»»
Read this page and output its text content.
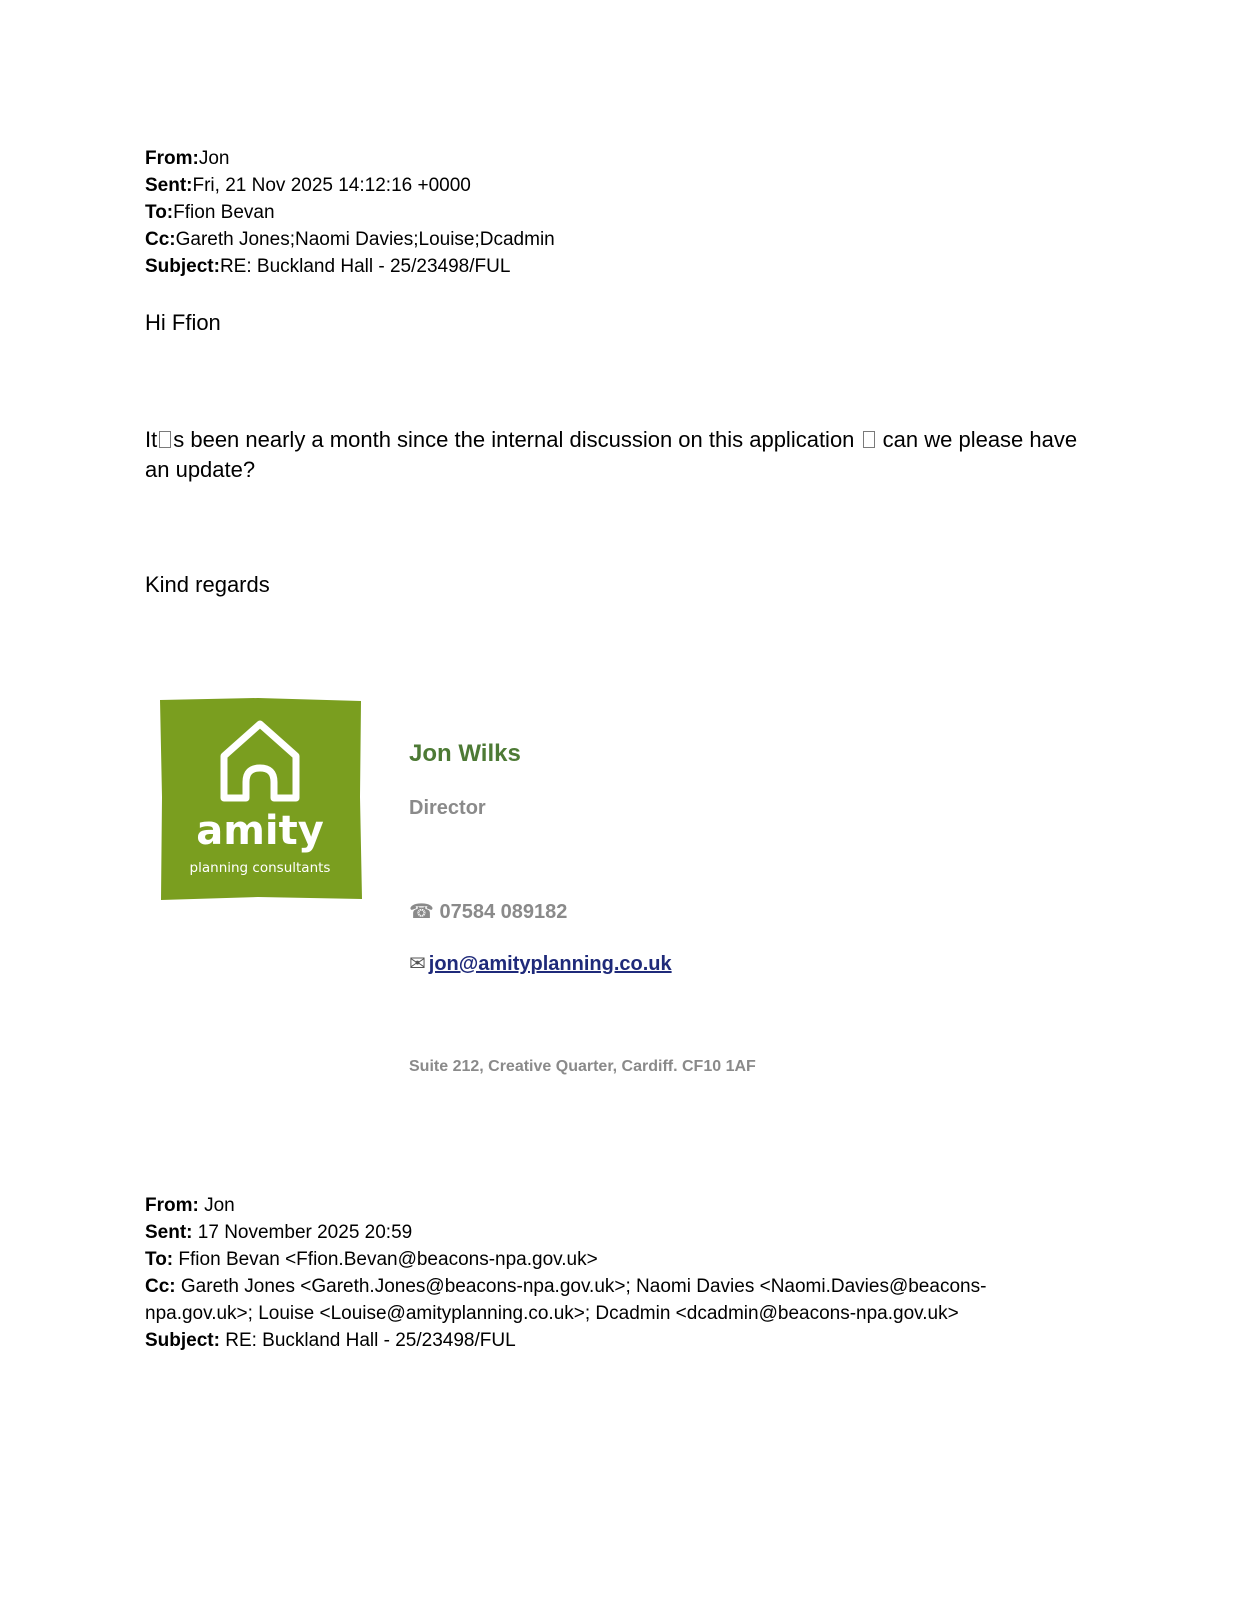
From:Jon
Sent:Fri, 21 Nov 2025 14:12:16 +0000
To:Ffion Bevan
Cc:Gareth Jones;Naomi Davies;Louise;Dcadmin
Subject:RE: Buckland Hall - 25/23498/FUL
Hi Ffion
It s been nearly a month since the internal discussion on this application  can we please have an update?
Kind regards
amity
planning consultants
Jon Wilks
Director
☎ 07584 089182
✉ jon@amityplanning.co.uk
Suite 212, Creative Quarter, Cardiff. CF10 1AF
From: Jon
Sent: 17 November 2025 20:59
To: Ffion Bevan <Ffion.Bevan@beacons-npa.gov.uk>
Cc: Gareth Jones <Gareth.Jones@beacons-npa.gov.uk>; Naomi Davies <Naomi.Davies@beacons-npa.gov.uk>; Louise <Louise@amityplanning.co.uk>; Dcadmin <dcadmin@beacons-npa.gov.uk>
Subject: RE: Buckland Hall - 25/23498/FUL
««
* Instruction
Identify which lines contain the word "Louise" and copy each one.

* Response for this exercise
Cc:Gareth Jones;Naomi Davies;Louise;Dcadmin
Cc: Gareth Jones <Gareth.Jones@beacons-npa.gov.uk>; Naomi Davies <Naomi.Davies@beacons-npa.gov.uk>; Louise <Louise@amityplanning.co.uk>; Dcadmin <dcadmin@beacons-npa.gov.uk>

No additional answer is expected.